Rekordy do ćwiczenia —
╔══

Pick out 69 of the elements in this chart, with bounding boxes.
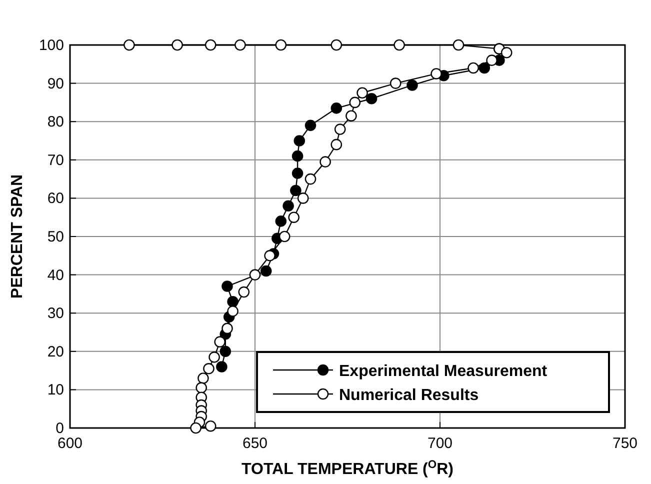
- point: [208, 352, 220, 363]
- point: [198, 372, 209, 384]
- point: [394, 39, 405, 51]
- y-tick-label: 60: [47, 190, 64, 208]
- point: [290, 184, 302, 196]
- point: [124, 39, 135, 51]
- point: [196, 382, 207, 394]
- legend-label: Numerical Results: [339, 387, 479, 404]
- x-tick-label: 650: [242, 435, 268, 452]
- point: [304, 173, 316, 185]
- point: [366, 92, 378, 104]
- point: [190, 422, 202, 434]
- point: [356, 87, 368, 99]
- point: [390, 78, 402, 89]
- x-tick-label: 700: [427, 435, 453, 452]
- point: [330, 102, 342, 114]
- point: [297, 192, 309, 204]
- point: [406, 80, 418, 91]
- point: [334, 124, 346, 135]
- y-axis-title: PERCENT SPAN: [9, 174, 26, 299]
- point: [249, 269, 261, 280]
- point: [204, 39, 216, 51]
- point: [275, 216, 287, 227]
- point: [346, 110, 357, 122]
- point: [486, 54, 498, 66]
- y-tick-label: 90: [47, 75, 64, 92]
- point: [292, 150, 304, 162]
- point: [288, 212, 300, 223]
- point: [500, 47, 512, 58]
- point: [203, 363, 214, 374]
- point: [452, 39, 464, 51]
- point: [204, 420, 216, 432]
- point: [349, 96, 361, 108]
- point: [214, 336, 226, 348]
- y-tick-label: 20: [47, 343, 64, 360]
- point: [294, 135, 306, 146]
- point: [264, 250, 276, 262]
- point: [222, 280, 233, 292]
- point: [304, 120, 316, 132]
- point: [172, 39, 183, 51]
- point: [238, 286, 250, 298]
- point: [216, 361, 228, 372]
- y-tick-label: 10: [47, 382, 64, 399]
- point: [260, 265, 272, 277]
- x-tick-label: 600: [57, 435, 83, 452]
- point: [275, 39, 287, 51]
- y-tick-label: 0: [56, 420, 64, 437]
- point: [222, 322, 233, 334]
- point: [234, 39, 246, 51]
- y-tick-label: 70: [47, 152, 64, 169]
- point: [227, 306, 238, 317]
- point: [330, 39, 342, 51]
- point: [330, 138, 342, 150]
- point: [430, 68, 442, 80]
- x-axis-title: TOTAL TEMPERATURE ($^{O}$R): [242, 459, 454, 478]
- y-tick-label: 40: [47, 266, 64, 284]
- y-tick-label: 30: [47, 305, 64, 322]
- y-tick-label: 50: [47, 228, 64, 246]
- point: [320, 156, 331, 168]
- y-tick-label: 80: [47, 114, 64, 131]
- point: [478, 62, 490, 74]
- point: [468, 62, 479, 74]
- x-tick-label: 750: [612, 435, 638, 452]
- legend-label: Experimental Measurement: [339, 363, 548, 380]
- point: [292, 168, 304, 179]
- point: [278, 230, 290, 242]
- y-tick-label: 100: [38, 37, 64, 54]
- point: [282, 200, 294, 212]
- point: [220, 346, 232, 358]
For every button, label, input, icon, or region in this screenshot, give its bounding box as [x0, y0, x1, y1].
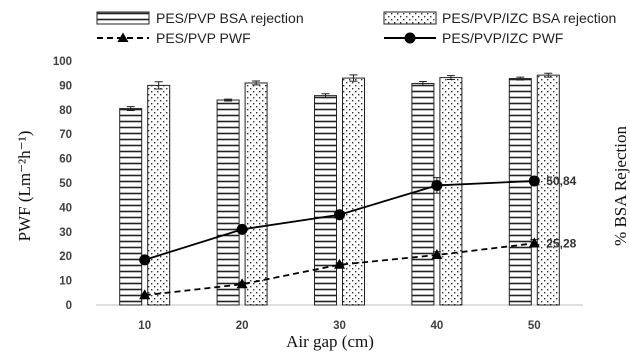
x-tick-label: 10 — [138, 320, 151, 332]
y-axis-title: PWF (Lm⁻²h⁻¹) — [15, 131, 34, 242]
y-tick-label: 10 — [59, 276, 72, 288]
annotations: 50,84 25,28 — [546, 174, 576, 250]
y-tick-label: 50 — [59, 178, 72, 190]
bar-series-1-10 — [147, 84, 171, 306]
x-tick-label: 20 — [236, 320, 249, 332]
legend-entry-series-2: PES/PVP PWF — [97, 30, 251, 46]
y-tick-label: 40 — [59, 202, 72, 214]
bar-series-0-10 — [119, 108, 143, 306]
line-series-2 — [144, 242, 535, 297]
legend-entry-series-3: PES/PVP/IZC PWF — [384, 30, 563, 46]
y-tick-label: 70 — [59, 129, 72, 141]
bar-series-1-50 — [536, 74, 560, 306]
error-bar-series-0-20 — [224, 98, 233, 102]
bars — [119, 72, 560, 306]
bar-series-0-40 — [411, 82, 435, 306]
legend-entry-series-0: PES/PVP BSA rejection — [96, 10, 304, 26]
x-tick-labels: 10 20 30 40 50 — [138, 320, 540, 332]
point-series-2-20 — [236, 278, 248, 289]
y-tick-label: 20 — [59, 251, 72, 263]
legend-label-series-3: PES/PVP/IZC PWF — [442, 30, 563, 46]
error-bar-series-1-40 — [446, 75, 455, 81]
point-series-2-30 — [334, 258, 345, 269]
error-bar-series-1-30 — [349, 74, 358, 82]
legend-label-series-2: PES/PVP PWF — [156, 30, 251, 46]
error-bar-series-0-10 — [126, 106, 135, 112]
bar-series-1-40 — [439, 77, 463, 306]
legend-swatch-series-0 — [96, 11, 150, 25]
bar-series-1-20 — [244, 82, 268, 306]
error-bar-series-0-50 — [516, 76, 525, 81]
y-tick-label: 0 — [66, 300, 72, 312]
x-tick-label: 50 — [528, 320, 541, 332]
error-bar-series-0-40 — [418, 80, 427, 86]
y-tick-labels: 0 10 20 30 40 50 60 70 80 90 100 — [53, 56, 72, 312]
point-series-3-40 — [431, 179, 443, 191]
error-bar-series-0-30 — [321, 93, 330, 99]
x-tick-label: 40 — [431, 320, 444, 332]
y-tick-label: 30 — [59, 227, 72, 239]
y-tick-label: 60 — [59, 154, 72, 166]
point-series-2-40 — [431, 248, 443, 259]
x-axis-title: Air gap (cm) — [286, 332, 374, 351]
bar-series-0-30 — [314, 95, 337, 306]
x-tick-label: 30 — [333, 320, 346, 332]
y2-axis-title: % BSA Rejection — [611, 126, 630, 246]
error-bar-series-1-10 — [154, 81, 163, 90]
point-series-2-50 — [528, 237, 540, 248]
error-bar-series-1-50 — [544, 72, 553, 78]
bar-series-1-30 — [342, 77, 365, 306]
legend-marker-series-3 — [404, 32, 416, 44]
point-series-3-10 — [139, 254, 151, 266]
legend-entry-series-1: PES/PVP/IZC BSA rejection — [383, 10, 616, 26]
y-tick-label: 90 — [59, 80, 72, 92]
lines — [139, 175, 540, 300]
legend-swatch-series-1 — [383, 11, 437, 25]
point-series-2-10 — [139, 289, 151, 300]
point-series-3-30 — [334, 209, 345, 221]
y-tick-label: 80 — [59, 105, 72, 117]
data-label-0: 50,84 — [546, 174, 576, 188]
point-series-3-20 — [236, 223, 248, 235]
y-tick-label: 100 — [53, 56, 72, 68]
line-series-3 — [144, 180, 535, 261]
data-label-1: 25,28 — [546, 236, 576, 250]
legend: PES/PVP BSA rejection PES/PVP/IZC BSA re… — [96, 10, 616, 46]
error-bar-series-1-20 — [252, 80, 261, 86]
legend-label-series-1: PES/PVP/IZC BSA rejection — [442, 10, 616, 26]
bar-series-0-20 — [216, 99, 240, 306]
legend-label-series-0: PES/PVP BSA rejection — [156, 10, 304, 26]
legend-marker-series-2 — [117, 32, 129, 42]
bar-series-0-50 — [508, 78, 532, 306]
point-series-3-50 — [528, 175, 540, 187]
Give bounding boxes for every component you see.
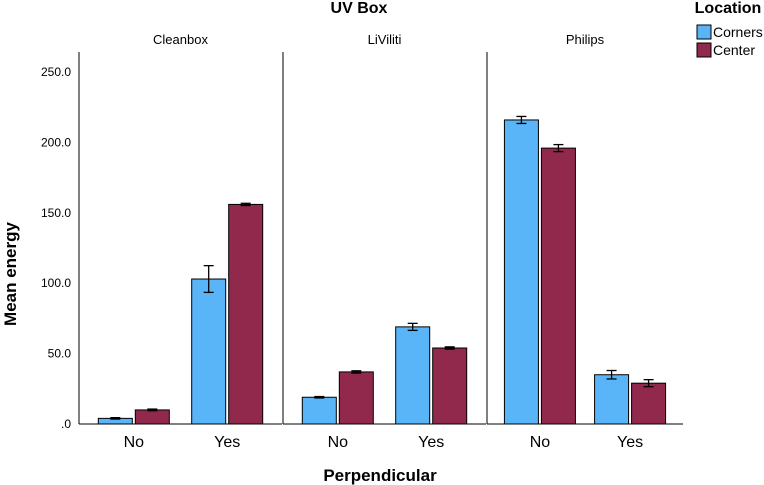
category-tick-label: No [328, 434, 349, 451]
y-tick-label: 200.0 [41, 135, 71, 149]
y-tick-label: 250.0 [41, 65, 71, 79]
y-tick-label: 100.0 [41, 276, 71, 290]
bar-center [540, 147, 576, 425]
legend-title: Location [695, 0, 762, 17]
y-tick-label: 50.0 [48, 347, 72, 361]
category-tick-label: Yes [418, 434, 444, 451]
bar-center [631, 382, 667, 425]
category-tick-label: Yes [617, 434, 643, 451]
x-axis-title: Perpendicular [323, 466, 437, 485]
y-axis-title: Mean energy [1, 221, 20, 325]
category-tick-label: Yes [214, 434, 240, 451]
legend: Location Corners Center [695, 0, 763, 58]
panel-title: LiViliti [368, 32, 402, 47]
bar-corners [594, 374, 630, 425]
legend-label-corners: Corners [713, 24, 763, 40]
bar-corners [395, 326, 431, 425]
bar-center [228, 203, 264, 425]
bar-corners [191, 278, 227, 425]
legend-swatch-center [696, 42, 712, 58]
plot-area: .0 50.0 100.0 150.0 200.0 250.0 Cleanbox No Yes L… [41, 32, 683, 451]
bar-center [432, 347, 468, 425]
bar-corners [503, 119, 539, 425]
legend-swatch-corners [696, 24, 712, 40]
panel-title: Philips [566, 32, 605, 47]
bar-corners [301, 396, 337, 425]
legend-label-center: Center [713, 42, 755, 58]
bar-center [134, 409, 170, 425]
panel-title: Cleanbox [153, 32, 208, 47]
y-tick-label: .0 [61, 417, 71, 431]
bar-center [338, 371, 374, 425]
y-tick-label: 150.0 [41, 206, 71, 220]
category-tick-label: No [530, 434, 551, 451]
category-tick-label: No [124, 434, 145, 451]
chart-title: UV Box [331, 0, 388, 17]
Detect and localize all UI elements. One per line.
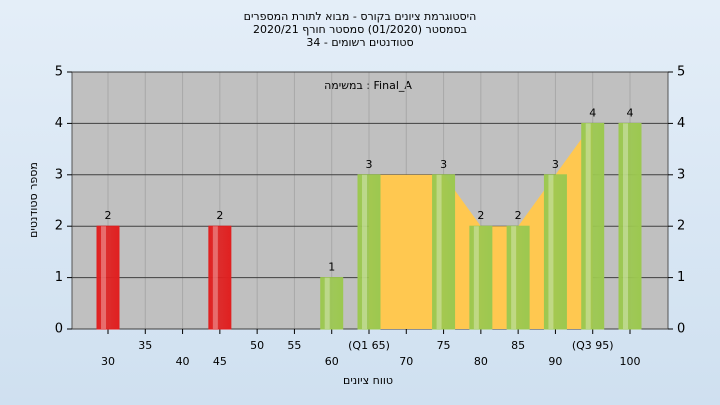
bar	[543, 174, 567, 330]
x-tick-label: 100	[620, 355, 641, 368]
bar	[432, 174, 456, 330]
chart-subtitle: בסמסטר (01/2020) סמסטר חורף 2020/21	[253, 23, 467, 36]
x-tick-label: 75	[437, 339, 451, 352]
value-label: 2	[515, 209, 522, 222]
x-tick-label: 55	[287, 339, 301, 352]
bar-shine	[212, 226, 218, 329]
x-tick-label: 60	[325, 355, 339, 368]
value-label: 4	[589, 106, 596, 119]
bar	[469, 225, 493, 330]
x-tick-label: 50	[250, 339, 264, 352]
x-tick-label: 45	[213, 355, 227, 368]
x-tick-label: (Q3 95)	[572, 339, 614, 352]
y-tick-label: 1	[55, 270, 63, 285]
bar-shine	[548, 174, 554, 329]
bar	[506, 225, 530, 330]
value-label: 4	[627, 106, 634, 119]
bar-shine	[362, 174, 367, 329]
value-label: 1	[328, 261, 335, 274]
bar	[96, 225, 120, 330]
y2-tick-label: 1	[677, 270, 685, 285]
bar-shine	[101, 226, 106, 329]
bar-shine	[473, 226, 479, 329]
y-tick-label: 5	[55, 65, 63, 80]
y-tick-label: 3	[55, 167, 63, 182]
bar	[618, 122, 642, 330]
bar-shine	[324, 277, 330, 329]
value-label: 2	[477, 209, 484, 222]
y-tick-label: 2	[55, 219, 63, 234]
chart-subtitle: 34 - סטודנטים רשומים	[306, 36, 413, 49]
annotation: במשימה : Final_A	[324, 79, 412, 92]
bar-shine	[436, 174, 442, 329]
x-tick-label: 35	[138, 339, 152, 352]
x-tick-label: 80	[474, 355, 488, 368]
bar-shine	[623, 123, 628, 330]
y-tick-label: 0	[55, 322, 63, 337]
y2-tick-label: 5	[677, 65, 685, 80]
value-label: 3	[366, 158, 373, 171]
value-label: 2	[216, 209, 223, 222]
y-axis-label: מספר סטודנטים	[27, 162, 40, 238]
x-tick-label: (Q1 65)	[348, 339, 390, 352]
y2-tick-label: 2	[677, 219, 685, 234]
value-label: 2	[105, 209, 112, 222]
bar	[357, 174, 381, 330]
value-label: 3	[552, 158, 559, 171]
x-tick-label: 30	[101, 355, 115, 368]
y-tick-label: 4	[55, 116, 63, 131]
y2-tick-label: 0	[677, 322, 685, 337]
y2-tick-label: 4	[677, 116, 685, 131]
x-tick-label: 70	[399, 355, 413, 368]
bar-shine	[511, 226, 517, 329]
chart-title: היסטוגרמת ציונים בקורס - מבוא לתורת המספ…	[244, 10, 477, 23]
x-axis-label: טווח ציונים	[343, 374, 393, 387]
bar	[581, 122, 605, 330]
bar	[208, 225, 232, 330]
bar-shine	[585, 123, 591, 330]
x-tick-label: 90	[548, 355, 562, 368]
x-tick-label: 40	[176, 355, 190, 368]
value-label: 3	[440, 158, 447, 171]
x-tick-label: 85	[511, 339, 525, 352]
bar	[320, 277, 344, 330]
y2-tick-label: 3	[677, 167, 685, 182]
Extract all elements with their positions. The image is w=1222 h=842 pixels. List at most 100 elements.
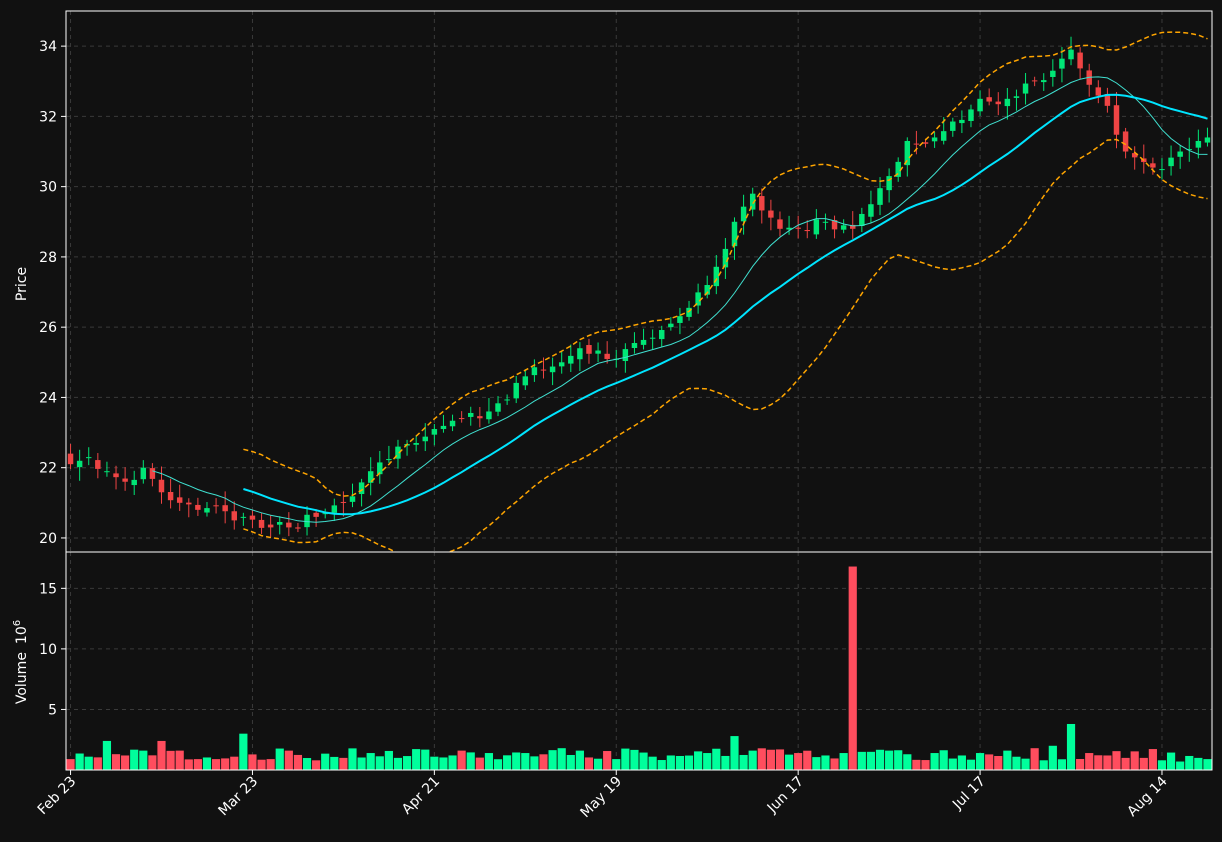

╚══

Zadanie do wykonania — Przedstaw jako listę JSON z napisami wiersze rekordów powyżej: zacznij od wiersza z „category-tick-label: No [328, 434, 349, 451]” i idź dalej aż do wiersza z „legend-label-corners: Corners [713, 24, 763, 40]” włącznie. Każdy wiersz ma być osobnym napisem, bez pustych wierszy.

Wynik zadania —
[
  "category-tick-label: No [328, 434, 349, 451]",
  "y-tick-label: 200.0 [41, 135, 71, 149]",
  "y-tick-label: 250.0 [41, 65, 71, 79]",
  "y-tick-label: 100.0 [41, 276, 71, 290]",
  "bar-center [540, 147, 576, 425]",
  "legend-title: Location [695, 0, 762, 17]",
  "y-tick-label: 50.0 [48, 347, 72, 361]",
  "category-tick-label: Yes [418, 434, 444, 451]",
  "bar-center [631, 382, 667, 425]",
  "category-tick-label: Yes [617, 434, 643, 451]",
  "x-axis-title: Perpendicular [323, 466, 437, 485]",
  "y-axis-title: Mean energy [1, 221, 20, 325]",
  "category-tick-label: Yes [214, 434, 240, 451]",
  "legend: Location Corners Center [695, 0, 763, 58]",
  "panel-title: LiViliti [368, 32, 402, 47]",
  "bar-corners [594, 374, 630, 425]",
  "legend-label-corners: Corners [713, 24, 763, 40]"
]